Exercise requirements: From the entries below, gather each line containing the word "ponownie".
===== Data =====
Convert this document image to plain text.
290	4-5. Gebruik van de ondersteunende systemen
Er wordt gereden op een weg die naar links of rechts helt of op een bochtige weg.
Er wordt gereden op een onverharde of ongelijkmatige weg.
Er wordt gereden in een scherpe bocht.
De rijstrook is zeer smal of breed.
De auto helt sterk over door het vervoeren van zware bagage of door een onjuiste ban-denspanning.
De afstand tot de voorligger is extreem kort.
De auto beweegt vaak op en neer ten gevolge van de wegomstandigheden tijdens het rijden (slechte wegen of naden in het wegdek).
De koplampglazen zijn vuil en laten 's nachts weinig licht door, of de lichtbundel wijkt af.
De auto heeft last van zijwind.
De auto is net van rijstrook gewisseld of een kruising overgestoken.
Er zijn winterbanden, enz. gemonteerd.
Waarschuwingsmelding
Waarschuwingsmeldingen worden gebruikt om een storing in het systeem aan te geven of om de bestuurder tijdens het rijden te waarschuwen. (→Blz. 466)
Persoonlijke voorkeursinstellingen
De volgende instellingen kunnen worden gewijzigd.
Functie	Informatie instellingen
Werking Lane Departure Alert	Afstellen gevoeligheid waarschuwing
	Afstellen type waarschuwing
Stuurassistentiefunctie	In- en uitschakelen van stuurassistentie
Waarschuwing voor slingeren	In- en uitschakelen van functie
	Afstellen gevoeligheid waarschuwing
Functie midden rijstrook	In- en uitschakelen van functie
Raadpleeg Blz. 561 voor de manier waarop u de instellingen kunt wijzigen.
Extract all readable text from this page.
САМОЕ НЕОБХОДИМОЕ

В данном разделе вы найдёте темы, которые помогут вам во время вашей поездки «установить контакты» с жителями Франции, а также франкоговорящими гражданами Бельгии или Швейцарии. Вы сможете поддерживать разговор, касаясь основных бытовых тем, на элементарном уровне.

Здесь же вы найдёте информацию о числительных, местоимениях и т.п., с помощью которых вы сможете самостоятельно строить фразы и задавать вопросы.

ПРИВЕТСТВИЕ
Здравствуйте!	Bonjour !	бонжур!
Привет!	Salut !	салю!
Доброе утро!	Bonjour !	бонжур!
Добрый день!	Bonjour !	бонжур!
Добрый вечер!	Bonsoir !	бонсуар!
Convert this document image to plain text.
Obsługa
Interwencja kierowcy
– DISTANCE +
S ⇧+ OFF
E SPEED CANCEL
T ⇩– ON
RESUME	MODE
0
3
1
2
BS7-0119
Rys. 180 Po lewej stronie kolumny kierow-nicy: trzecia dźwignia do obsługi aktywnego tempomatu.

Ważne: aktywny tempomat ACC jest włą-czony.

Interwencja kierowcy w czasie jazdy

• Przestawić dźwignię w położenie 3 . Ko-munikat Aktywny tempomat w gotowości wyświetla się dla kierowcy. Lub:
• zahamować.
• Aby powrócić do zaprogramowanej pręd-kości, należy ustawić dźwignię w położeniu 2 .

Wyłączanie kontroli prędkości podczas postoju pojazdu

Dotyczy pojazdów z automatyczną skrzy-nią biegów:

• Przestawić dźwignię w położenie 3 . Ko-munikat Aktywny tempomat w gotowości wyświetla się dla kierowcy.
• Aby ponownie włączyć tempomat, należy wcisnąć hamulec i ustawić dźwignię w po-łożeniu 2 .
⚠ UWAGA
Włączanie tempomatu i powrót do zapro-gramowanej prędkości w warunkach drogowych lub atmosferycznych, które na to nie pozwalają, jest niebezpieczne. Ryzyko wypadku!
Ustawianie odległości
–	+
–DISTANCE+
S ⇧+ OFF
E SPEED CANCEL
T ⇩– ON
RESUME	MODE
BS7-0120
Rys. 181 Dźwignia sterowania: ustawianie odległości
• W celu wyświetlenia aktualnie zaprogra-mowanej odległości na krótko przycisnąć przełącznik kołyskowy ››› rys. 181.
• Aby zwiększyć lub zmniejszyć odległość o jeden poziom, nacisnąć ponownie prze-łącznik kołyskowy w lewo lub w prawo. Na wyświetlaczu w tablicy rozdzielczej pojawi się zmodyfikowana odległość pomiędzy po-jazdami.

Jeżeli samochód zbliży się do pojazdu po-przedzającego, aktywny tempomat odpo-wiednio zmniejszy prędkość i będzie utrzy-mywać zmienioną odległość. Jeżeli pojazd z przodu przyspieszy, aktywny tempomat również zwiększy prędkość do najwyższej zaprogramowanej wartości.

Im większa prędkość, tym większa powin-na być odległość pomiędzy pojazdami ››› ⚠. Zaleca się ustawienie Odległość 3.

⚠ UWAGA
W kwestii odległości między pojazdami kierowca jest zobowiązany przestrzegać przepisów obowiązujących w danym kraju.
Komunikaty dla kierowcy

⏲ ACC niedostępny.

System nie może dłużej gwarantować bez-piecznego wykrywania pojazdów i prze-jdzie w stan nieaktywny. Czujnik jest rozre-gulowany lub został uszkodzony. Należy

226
=====
Exercise answer:
• Aby ponownie włączyć tempomat, należy wcisnąć hamulec i ustawić dźwignię w po-łożeniu 2 .
• Aby zwiększyć lub zmniejszyć odległość o jeden poziom, nacisnąć ponownie prze-łącznik kołyskowy w lewo lub w prawo. Na wyświetlaczu w tablicy rozdzielczej pojawi się zmodyfikowana odległość pomiędzy po-jazdami.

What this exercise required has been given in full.